OBJECTIVE ▸
Extract the stretch of lines from the one containing "I need the location" through the one containing "row-index: 6 xyxy=(148,316,210,346)", reproducing them exactly. Leave the pictures out of your answer.

** start of AVAILABLE RECORDS **

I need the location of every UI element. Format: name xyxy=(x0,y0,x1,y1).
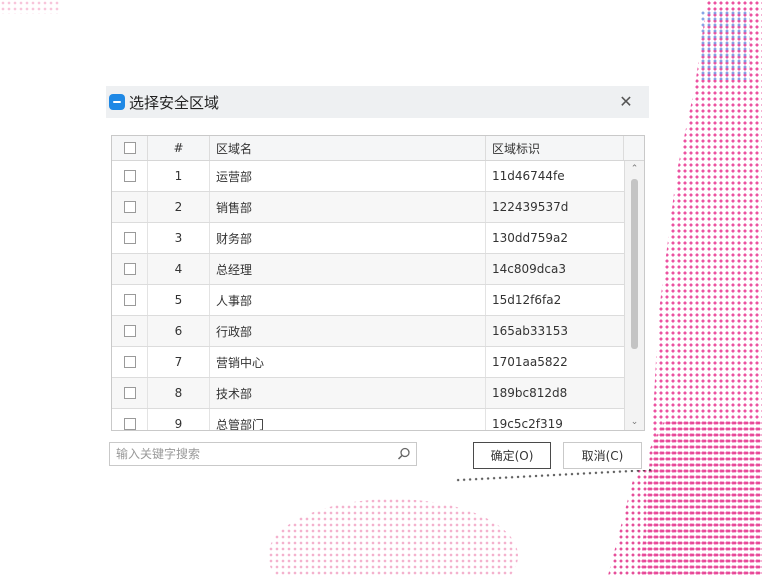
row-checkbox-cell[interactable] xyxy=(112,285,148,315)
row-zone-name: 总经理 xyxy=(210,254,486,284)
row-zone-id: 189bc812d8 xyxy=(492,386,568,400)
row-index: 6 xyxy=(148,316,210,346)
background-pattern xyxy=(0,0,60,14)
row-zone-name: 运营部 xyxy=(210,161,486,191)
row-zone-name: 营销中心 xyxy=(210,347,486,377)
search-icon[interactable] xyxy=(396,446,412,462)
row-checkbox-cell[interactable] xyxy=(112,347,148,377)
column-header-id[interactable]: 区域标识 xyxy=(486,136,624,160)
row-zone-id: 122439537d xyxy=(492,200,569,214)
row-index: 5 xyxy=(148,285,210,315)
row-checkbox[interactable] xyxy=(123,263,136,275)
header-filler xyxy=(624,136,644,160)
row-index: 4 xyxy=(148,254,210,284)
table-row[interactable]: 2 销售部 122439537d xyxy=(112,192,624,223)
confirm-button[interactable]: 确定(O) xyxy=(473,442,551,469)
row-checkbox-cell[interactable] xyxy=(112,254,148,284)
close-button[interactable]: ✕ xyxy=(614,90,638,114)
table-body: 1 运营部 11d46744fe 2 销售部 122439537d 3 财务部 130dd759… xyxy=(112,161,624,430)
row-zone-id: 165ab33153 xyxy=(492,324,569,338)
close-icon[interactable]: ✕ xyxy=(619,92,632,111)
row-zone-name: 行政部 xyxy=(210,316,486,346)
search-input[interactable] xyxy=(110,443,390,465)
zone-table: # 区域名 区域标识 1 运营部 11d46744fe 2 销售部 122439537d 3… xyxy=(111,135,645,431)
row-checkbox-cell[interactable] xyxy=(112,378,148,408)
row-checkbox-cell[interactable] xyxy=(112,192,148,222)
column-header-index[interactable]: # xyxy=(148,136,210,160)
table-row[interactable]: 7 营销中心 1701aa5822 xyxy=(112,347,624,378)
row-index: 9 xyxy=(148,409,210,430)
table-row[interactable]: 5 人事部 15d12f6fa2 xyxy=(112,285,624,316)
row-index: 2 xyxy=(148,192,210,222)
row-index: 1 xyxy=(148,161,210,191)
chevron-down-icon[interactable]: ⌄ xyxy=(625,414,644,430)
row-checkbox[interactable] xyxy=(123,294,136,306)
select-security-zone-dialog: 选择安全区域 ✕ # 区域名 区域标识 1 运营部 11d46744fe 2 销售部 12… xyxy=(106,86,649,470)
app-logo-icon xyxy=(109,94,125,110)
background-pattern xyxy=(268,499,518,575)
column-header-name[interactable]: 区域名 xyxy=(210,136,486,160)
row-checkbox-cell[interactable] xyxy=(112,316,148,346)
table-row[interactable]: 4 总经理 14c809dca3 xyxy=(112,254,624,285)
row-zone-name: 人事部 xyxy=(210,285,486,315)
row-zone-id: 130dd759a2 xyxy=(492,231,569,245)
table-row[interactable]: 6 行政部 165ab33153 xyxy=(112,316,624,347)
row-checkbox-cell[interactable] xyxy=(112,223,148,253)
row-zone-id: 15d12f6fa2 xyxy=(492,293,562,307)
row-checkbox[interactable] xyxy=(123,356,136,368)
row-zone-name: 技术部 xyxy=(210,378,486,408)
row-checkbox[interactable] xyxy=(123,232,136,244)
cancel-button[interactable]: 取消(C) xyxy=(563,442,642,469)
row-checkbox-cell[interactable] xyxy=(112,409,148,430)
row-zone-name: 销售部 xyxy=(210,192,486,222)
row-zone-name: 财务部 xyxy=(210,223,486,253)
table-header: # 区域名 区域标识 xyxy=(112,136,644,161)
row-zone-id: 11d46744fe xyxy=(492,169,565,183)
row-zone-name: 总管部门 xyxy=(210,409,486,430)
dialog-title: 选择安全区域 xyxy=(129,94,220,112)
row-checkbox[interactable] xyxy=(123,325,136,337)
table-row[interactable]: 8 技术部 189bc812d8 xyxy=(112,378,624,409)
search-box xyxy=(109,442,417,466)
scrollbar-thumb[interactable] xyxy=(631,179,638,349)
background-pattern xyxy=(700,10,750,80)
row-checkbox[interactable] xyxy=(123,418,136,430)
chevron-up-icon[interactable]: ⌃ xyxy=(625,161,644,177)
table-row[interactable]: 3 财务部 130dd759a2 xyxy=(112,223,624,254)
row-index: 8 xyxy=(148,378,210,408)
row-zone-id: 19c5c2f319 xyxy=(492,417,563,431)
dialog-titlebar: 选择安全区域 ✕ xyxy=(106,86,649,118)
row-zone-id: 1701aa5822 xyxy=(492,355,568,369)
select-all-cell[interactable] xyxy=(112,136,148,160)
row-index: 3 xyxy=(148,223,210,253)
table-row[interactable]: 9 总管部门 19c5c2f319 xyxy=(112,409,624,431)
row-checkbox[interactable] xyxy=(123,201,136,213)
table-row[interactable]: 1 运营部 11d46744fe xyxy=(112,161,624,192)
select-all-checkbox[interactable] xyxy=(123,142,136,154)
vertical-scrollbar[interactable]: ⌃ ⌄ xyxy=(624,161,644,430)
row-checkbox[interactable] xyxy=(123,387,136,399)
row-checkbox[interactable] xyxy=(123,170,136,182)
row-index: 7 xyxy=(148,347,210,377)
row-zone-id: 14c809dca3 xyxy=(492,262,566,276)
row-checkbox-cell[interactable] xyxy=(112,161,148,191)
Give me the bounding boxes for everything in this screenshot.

** end of AVAILABLE RECORDS **
** start of AVAILABLE RECORDS **

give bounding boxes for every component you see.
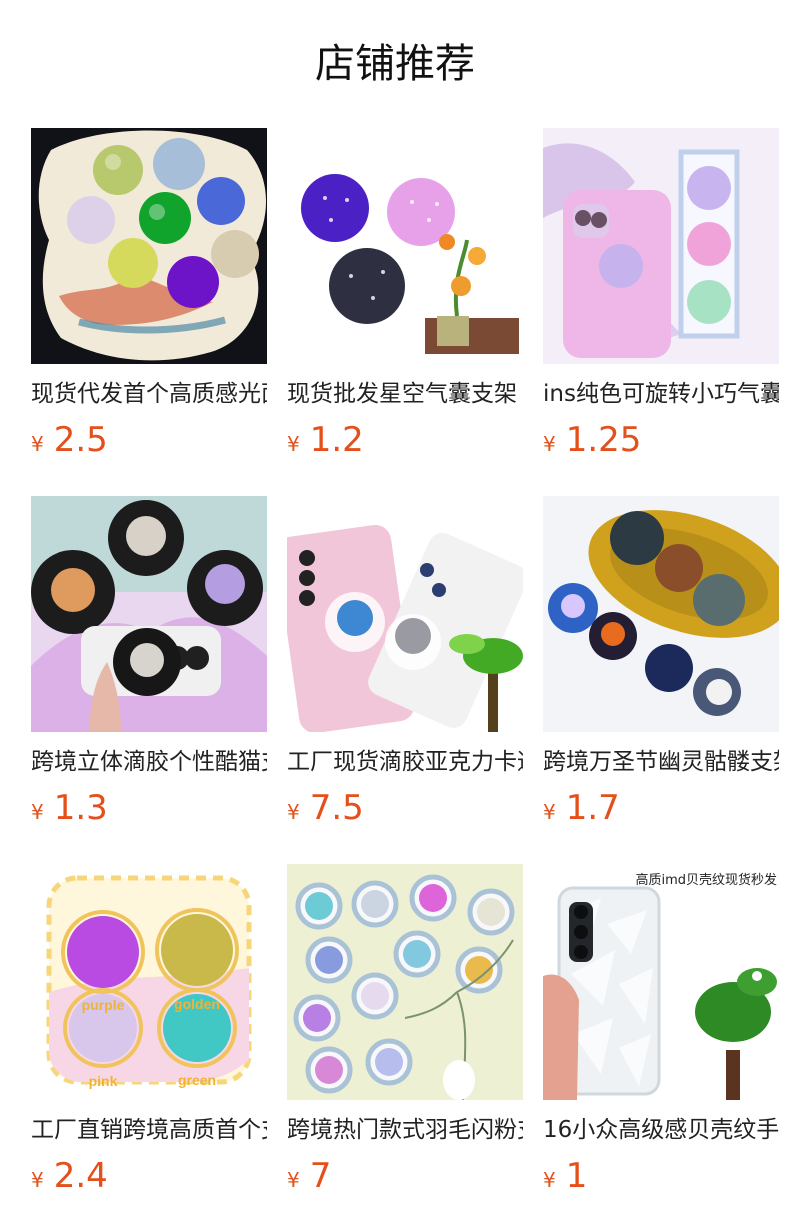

** end of AVAILABLE RECORDS **
** start of AVAILABLE RECORDS **

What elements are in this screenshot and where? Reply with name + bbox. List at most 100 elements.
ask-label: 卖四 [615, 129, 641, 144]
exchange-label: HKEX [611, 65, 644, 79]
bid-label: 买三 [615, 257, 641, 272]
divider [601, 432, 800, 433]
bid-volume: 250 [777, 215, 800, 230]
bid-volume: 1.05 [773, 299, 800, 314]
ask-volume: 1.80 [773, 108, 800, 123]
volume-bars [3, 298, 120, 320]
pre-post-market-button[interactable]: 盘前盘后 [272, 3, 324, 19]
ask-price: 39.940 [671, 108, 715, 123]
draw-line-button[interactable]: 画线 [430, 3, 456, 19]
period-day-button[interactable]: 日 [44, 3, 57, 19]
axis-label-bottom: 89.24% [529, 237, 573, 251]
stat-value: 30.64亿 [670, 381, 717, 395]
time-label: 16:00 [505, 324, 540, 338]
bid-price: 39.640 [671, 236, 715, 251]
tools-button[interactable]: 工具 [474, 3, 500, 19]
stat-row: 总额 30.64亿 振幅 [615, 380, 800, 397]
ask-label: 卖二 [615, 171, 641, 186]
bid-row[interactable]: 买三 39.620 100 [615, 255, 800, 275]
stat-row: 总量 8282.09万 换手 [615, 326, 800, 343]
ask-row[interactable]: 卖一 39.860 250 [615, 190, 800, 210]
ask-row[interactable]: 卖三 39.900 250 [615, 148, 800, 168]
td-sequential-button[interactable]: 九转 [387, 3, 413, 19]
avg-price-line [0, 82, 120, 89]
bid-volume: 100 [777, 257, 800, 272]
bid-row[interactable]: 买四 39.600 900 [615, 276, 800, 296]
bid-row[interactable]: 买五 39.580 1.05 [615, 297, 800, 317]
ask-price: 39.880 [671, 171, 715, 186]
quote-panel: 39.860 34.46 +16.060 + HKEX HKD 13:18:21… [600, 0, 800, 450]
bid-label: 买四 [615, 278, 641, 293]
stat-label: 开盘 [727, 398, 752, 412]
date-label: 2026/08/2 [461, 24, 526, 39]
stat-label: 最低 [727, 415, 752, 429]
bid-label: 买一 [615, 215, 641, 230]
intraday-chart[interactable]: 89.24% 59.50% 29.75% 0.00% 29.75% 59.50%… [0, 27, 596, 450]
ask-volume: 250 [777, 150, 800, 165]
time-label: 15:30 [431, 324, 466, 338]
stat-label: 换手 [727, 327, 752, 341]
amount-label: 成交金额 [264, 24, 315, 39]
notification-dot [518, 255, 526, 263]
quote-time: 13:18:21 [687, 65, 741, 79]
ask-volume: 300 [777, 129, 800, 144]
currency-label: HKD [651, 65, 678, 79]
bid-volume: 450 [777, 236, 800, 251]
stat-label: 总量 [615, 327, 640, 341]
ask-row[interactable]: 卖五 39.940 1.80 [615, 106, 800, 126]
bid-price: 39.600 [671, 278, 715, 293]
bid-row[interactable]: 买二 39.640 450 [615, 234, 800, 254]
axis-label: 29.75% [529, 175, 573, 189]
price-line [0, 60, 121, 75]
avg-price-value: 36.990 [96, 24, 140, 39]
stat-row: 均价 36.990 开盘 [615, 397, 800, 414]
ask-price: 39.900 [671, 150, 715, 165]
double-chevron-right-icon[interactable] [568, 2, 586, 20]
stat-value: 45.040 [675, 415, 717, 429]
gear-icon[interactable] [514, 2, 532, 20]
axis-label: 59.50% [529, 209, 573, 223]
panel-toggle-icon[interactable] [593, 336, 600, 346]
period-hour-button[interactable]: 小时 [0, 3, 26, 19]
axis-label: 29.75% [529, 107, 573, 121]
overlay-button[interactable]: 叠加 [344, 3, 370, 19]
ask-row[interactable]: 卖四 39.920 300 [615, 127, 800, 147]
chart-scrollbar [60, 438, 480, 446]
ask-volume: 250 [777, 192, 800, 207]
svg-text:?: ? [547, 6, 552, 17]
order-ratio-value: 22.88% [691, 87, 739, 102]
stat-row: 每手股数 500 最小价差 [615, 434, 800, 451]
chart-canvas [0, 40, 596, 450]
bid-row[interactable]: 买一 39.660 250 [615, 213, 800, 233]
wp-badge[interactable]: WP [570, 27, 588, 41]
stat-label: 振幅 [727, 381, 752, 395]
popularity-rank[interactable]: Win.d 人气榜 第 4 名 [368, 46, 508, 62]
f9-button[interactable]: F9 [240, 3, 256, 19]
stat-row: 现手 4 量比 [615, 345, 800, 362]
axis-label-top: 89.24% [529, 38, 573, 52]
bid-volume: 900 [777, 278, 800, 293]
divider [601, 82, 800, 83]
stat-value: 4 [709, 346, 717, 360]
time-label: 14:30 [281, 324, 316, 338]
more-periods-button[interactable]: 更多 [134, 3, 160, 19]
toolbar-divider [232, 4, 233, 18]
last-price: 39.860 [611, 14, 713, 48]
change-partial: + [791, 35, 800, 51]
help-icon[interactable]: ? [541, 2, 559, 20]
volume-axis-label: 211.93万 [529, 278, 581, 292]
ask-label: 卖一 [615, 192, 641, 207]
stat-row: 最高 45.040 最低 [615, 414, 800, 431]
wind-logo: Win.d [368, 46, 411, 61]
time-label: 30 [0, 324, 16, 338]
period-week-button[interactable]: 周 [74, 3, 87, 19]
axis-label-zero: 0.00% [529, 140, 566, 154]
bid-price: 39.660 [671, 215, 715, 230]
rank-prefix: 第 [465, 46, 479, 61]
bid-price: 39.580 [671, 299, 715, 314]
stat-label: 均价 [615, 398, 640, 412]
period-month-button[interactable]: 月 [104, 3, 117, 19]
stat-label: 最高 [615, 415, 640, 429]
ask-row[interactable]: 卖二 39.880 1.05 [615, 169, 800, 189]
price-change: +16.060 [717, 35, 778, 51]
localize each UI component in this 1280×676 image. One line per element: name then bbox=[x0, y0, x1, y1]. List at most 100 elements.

** end of AVAILABLE RECORDS **

RESPONSE BELOW ▸
I need the location of every UI element. Format: name xyxy=(x0,y0,x1,y1).
row-checkbox-cell[interactable] xyxy=(112,285,148,315)
row-zone-name: 总经理 xyxy=(210,254,486,284)
row-zone-id: 189bc812d8 xyxy=(492,386,568,400)
row-index: 6 xyxy=(148,316,210,346)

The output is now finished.